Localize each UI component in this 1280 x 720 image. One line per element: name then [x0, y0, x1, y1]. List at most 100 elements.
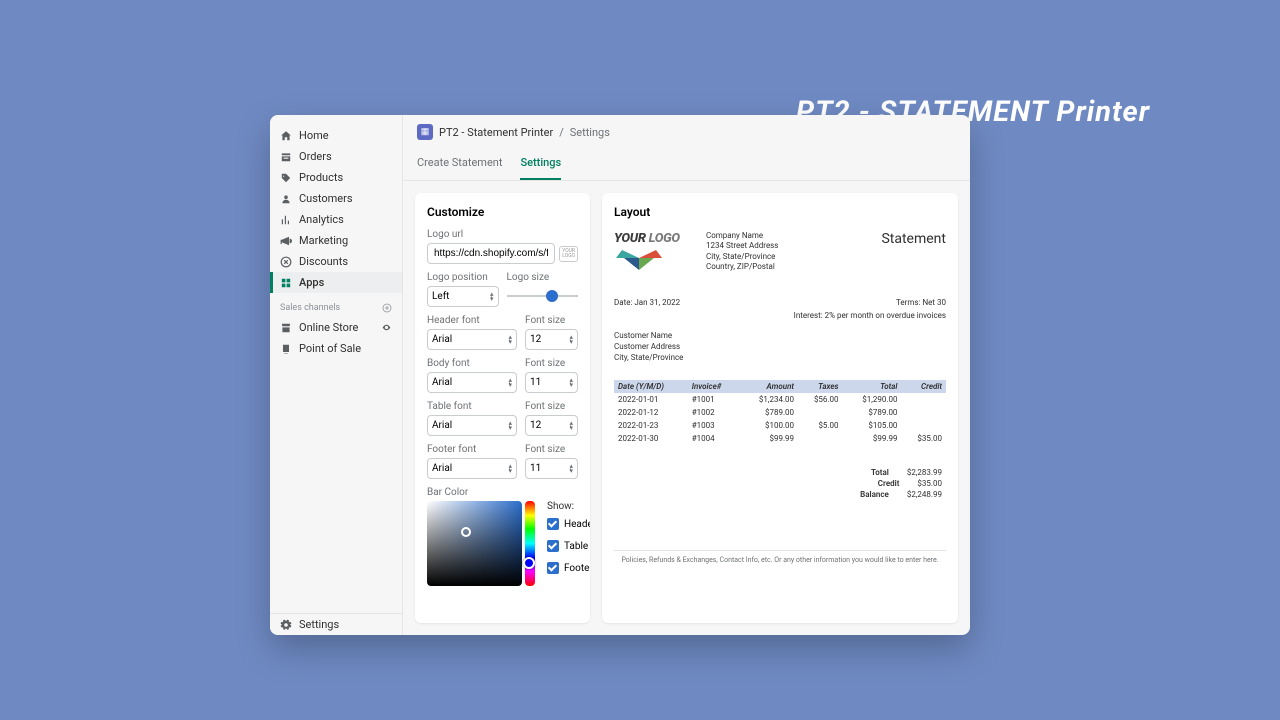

* * *

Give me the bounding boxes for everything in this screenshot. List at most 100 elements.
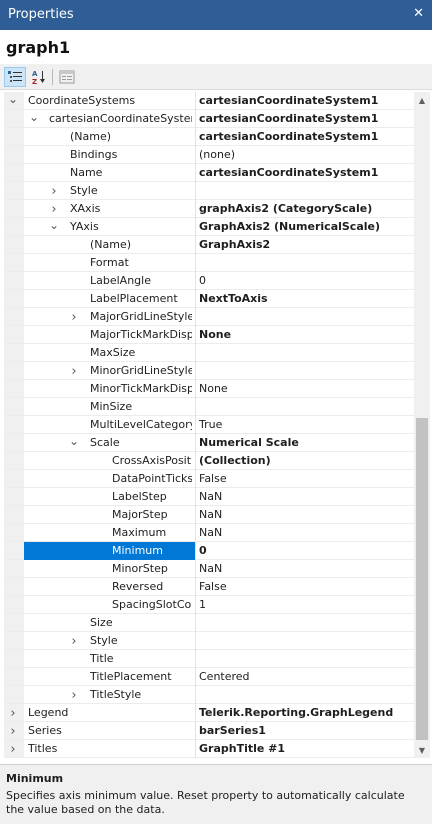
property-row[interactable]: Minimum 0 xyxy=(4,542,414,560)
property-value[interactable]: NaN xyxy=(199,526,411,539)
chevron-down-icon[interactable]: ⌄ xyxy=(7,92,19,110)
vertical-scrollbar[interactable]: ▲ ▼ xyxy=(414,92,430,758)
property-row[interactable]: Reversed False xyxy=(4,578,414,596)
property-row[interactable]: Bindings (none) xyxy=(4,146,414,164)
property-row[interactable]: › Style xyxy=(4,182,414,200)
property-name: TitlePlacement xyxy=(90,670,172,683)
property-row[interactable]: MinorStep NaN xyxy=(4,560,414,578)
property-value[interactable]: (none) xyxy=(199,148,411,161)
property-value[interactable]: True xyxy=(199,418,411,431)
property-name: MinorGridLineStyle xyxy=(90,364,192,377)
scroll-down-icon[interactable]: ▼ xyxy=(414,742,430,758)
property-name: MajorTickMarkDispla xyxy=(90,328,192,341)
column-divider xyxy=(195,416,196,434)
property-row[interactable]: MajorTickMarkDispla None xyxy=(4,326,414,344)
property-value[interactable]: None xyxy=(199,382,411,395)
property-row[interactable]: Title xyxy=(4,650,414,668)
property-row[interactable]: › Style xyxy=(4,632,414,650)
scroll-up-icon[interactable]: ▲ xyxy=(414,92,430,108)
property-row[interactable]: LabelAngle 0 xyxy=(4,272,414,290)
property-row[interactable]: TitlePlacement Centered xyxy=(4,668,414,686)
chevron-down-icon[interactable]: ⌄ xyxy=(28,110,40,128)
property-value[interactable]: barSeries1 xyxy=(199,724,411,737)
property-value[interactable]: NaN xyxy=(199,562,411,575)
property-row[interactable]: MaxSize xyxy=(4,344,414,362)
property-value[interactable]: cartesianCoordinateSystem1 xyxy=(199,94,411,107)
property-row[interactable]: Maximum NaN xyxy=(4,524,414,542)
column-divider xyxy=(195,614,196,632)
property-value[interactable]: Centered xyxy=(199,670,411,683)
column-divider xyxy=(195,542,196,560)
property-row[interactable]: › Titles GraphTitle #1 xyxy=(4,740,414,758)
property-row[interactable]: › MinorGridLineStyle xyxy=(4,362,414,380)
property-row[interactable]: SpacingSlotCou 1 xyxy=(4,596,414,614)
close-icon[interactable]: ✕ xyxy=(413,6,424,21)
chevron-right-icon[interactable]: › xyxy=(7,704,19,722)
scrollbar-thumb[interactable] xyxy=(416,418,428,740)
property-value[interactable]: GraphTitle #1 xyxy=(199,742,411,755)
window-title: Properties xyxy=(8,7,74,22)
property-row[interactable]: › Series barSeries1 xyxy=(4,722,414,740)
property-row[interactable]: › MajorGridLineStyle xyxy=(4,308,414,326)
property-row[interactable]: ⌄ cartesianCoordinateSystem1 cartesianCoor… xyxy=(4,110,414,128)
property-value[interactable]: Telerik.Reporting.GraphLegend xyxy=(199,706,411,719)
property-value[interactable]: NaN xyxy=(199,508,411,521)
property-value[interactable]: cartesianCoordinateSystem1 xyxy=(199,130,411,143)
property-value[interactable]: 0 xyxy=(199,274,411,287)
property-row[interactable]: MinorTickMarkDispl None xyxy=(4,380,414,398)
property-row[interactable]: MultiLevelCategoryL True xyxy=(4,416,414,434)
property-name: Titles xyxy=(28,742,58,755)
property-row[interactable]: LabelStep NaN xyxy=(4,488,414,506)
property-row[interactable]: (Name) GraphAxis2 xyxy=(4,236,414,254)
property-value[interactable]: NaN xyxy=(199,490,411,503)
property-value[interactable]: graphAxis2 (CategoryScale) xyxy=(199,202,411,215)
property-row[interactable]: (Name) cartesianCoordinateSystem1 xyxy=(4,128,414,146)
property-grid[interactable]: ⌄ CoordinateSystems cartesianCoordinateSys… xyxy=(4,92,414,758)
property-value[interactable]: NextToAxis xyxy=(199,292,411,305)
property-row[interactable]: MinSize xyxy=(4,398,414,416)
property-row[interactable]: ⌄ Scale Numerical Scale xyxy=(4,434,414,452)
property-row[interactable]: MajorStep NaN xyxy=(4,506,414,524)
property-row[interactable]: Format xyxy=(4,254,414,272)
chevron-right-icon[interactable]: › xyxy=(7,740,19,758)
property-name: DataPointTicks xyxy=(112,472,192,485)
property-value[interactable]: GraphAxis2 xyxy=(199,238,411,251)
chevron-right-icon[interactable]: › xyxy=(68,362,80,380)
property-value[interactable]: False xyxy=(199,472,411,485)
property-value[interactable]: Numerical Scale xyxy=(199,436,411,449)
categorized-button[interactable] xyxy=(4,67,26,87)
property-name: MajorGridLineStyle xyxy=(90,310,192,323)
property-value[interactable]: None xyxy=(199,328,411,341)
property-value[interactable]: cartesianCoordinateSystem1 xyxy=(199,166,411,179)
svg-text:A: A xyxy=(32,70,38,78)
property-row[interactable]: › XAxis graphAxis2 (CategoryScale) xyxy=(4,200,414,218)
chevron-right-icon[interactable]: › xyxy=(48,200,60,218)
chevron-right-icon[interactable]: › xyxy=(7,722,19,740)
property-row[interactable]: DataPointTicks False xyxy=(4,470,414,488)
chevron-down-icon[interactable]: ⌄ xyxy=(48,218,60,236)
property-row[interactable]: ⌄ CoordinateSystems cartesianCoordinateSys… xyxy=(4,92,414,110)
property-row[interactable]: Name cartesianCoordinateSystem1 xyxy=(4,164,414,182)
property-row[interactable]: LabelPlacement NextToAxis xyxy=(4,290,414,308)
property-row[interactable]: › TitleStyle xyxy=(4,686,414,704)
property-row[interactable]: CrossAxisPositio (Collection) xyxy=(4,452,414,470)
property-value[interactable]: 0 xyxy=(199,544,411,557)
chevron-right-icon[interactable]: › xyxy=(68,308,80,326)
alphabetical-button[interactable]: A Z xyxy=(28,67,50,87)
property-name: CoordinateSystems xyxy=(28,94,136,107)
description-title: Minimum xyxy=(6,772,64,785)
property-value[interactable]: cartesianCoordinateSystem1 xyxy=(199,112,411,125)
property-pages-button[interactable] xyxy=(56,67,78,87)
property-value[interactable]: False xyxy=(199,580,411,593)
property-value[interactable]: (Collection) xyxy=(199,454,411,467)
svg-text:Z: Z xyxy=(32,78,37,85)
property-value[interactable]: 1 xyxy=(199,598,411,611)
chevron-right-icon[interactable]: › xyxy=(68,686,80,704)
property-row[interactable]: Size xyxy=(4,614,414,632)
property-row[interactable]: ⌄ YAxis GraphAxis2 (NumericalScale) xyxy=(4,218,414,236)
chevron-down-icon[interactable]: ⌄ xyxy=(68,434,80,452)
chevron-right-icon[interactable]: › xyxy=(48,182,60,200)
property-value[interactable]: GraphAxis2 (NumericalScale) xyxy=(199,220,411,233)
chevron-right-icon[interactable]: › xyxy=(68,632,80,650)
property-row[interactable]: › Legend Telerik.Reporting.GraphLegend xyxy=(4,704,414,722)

* * *

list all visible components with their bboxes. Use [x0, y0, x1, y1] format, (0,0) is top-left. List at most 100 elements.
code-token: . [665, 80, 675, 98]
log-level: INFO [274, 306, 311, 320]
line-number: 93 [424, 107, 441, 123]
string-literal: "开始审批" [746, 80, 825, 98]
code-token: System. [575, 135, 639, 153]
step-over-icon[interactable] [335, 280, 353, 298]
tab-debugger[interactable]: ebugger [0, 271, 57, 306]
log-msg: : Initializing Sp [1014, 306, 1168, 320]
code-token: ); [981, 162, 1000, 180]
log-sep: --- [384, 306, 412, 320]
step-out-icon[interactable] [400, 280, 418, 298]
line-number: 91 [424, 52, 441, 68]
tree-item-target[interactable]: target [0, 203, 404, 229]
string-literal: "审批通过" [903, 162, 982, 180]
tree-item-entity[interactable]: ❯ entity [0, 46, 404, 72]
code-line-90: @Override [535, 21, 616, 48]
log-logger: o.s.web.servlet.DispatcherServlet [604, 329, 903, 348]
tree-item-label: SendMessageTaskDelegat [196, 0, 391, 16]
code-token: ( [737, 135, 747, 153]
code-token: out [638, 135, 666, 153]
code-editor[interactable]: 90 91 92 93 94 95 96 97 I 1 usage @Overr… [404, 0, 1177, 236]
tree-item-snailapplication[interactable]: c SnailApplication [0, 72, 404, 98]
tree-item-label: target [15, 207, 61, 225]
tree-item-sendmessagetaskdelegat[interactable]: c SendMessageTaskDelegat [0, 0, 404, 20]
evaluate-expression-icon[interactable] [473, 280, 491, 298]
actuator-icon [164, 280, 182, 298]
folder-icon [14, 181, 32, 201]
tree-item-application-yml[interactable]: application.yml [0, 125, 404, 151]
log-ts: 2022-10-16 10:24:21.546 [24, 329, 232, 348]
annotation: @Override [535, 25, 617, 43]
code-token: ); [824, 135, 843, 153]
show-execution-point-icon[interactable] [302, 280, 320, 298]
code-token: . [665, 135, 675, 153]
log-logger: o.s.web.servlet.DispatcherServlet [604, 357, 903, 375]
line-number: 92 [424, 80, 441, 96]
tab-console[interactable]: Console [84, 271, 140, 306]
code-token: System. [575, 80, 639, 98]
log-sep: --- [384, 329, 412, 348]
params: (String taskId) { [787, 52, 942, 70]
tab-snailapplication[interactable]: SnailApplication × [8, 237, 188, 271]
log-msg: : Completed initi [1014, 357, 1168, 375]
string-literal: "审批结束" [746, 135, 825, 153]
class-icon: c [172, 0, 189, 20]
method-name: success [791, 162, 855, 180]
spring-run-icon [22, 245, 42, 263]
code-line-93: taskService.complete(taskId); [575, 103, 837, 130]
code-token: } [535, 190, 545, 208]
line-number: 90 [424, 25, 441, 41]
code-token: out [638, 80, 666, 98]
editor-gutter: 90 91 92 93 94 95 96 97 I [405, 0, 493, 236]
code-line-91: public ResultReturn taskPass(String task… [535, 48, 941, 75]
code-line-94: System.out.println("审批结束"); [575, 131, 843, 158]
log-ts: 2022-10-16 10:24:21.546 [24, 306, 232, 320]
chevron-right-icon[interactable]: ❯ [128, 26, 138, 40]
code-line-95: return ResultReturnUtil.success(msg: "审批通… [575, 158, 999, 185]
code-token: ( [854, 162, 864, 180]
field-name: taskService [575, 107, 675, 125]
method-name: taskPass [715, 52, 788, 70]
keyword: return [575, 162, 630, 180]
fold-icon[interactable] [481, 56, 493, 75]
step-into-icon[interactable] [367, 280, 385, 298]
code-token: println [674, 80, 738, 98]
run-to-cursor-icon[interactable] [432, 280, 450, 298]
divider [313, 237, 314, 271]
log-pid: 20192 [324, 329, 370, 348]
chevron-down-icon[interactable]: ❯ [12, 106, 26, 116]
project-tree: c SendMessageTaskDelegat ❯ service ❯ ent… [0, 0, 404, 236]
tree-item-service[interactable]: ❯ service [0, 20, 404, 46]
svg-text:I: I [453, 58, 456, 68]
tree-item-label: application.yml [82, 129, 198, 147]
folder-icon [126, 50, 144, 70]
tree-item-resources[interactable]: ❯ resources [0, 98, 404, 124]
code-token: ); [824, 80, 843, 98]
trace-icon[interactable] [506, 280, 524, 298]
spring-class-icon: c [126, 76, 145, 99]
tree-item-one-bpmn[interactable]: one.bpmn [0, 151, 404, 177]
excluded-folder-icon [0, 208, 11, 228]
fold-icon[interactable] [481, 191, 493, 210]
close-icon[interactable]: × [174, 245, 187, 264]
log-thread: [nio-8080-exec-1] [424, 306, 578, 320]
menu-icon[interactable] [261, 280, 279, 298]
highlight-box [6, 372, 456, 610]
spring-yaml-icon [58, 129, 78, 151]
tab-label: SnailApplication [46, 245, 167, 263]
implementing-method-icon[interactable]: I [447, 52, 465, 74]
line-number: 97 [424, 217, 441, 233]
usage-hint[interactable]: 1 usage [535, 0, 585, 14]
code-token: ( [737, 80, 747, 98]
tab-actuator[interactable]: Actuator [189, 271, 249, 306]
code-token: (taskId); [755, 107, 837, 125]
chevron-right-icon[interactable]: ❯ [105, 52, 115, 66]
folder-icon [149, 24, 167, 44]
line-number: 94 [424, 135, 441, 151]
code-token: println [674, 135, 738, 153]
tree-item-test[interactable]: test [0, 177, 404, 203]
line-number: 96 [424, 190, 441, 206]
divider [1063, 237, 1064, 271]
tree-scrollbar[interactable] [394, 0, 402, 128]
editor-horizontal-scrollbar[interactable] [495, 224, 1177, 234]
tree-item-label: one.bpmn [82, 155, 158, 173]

* Task directions: Copy the stretch of records from the line containing "list all visible" through the line containing "line-number: 93 [424, 107, 441, 123]", substituting "WARN" for "INFO" and leaving everything else unchanged.

* Response below:
list all visible components with their bboxes. Use [x0, y0, x1, y1] format, (0,0) is top-left. List at most 100 elements.
code-token: . [665, 80, 675, 98]
log-level: WARN [274, 306, 311, 320]
line-number: 93 [424, 107, 441, 123]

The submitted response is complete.